Identify the lines that contain the word "name" and copy each one.

### Data items
○ ○ ○
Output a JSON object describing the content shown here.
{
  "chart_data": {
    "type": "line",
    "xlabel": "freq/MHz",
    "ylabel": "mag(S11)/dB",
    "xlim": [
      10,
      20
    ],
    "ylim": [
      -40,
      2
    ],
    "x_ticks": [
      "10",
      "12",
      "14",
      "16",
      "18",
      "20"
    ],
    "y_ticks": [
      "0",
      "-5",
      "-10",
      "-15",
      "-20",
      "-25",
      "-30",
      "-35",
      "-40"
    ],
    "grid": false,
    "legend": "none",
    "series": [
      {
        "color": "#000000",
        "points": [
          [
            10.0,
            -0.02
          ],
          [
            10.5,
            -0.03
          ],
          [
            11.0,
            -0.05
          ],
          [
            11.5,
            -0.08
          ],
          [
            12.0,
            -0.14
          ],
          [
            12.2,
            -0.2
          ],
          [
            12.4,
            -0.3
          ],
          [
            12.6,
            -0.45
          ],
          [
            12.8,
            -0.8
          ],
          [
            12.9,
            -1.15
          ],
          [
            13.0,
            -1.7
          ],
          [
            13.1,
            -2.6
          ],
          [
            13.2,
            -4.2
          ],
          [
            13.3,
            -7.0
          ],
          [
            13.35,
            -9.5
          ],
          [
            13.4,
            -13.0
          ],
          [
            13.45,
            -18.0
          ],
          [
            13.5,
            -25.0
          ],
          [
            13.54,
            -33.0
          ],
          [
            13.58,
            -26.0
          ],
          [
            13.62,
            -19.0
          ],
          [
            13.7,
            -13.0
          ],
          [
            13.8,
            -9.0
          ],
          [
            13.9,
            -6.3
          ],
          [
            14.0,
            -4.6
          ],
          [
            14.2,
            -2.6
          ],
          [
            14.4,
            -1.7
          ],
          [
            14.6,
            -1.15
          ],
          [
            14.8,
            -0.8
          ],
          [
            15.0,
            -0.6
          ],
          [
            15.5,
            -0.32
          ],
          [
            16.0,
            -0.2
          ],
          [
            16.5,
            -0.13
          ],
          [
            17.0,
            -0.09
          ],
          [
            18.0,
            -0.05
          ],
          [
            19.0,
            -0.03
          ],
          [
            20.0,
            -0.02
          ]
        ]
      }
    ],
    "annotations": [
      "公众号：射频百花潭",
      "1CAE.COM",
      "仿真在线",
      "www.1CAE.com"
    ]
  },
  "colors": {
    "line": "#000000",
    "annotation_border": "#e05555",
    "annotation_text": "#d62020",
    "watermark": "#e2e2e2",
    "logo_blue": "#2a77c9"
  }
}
○ ○ ○
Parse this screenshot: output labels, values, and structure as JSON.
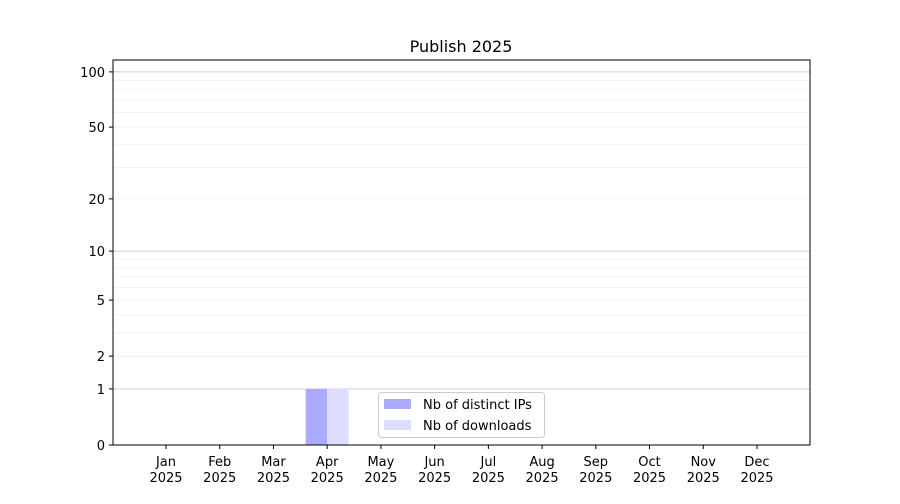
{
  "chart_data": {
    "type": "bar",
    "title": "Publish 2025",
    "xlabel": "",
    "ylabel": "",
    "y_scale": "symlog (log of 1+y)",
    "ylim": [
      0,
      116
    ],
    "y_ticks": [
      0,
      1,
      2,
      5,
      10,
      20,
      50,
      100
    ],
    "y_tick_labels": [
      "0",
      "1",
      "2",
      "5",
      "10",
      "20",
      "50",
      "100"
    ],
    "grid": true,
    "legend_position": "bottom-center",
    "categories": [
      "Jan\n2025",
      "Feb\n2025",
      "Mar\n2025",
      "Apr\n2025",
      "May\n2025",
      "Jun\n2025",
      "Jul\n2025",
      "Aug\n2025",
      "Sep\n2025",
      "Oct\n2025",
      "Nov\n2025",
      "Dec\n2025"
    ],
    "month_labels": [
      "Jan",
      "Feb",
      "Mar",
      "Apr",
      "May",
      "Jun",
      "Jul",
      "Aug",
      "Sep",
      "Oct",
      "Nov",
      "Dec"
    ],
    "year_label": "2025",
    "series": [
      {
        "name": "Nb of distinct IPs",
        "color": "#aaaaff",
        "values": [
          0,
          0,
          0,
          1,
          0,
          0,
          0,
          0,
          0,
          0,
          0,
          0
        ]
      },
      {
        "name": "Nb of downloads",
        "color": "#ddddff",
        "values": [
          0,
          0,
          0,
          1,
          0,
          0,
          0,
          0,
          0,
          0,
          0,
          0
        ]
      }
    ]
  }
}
○ ○ ○
### Output for this task
        "name": "Nb of distinct IPs",
        "name": "Nb of downloads",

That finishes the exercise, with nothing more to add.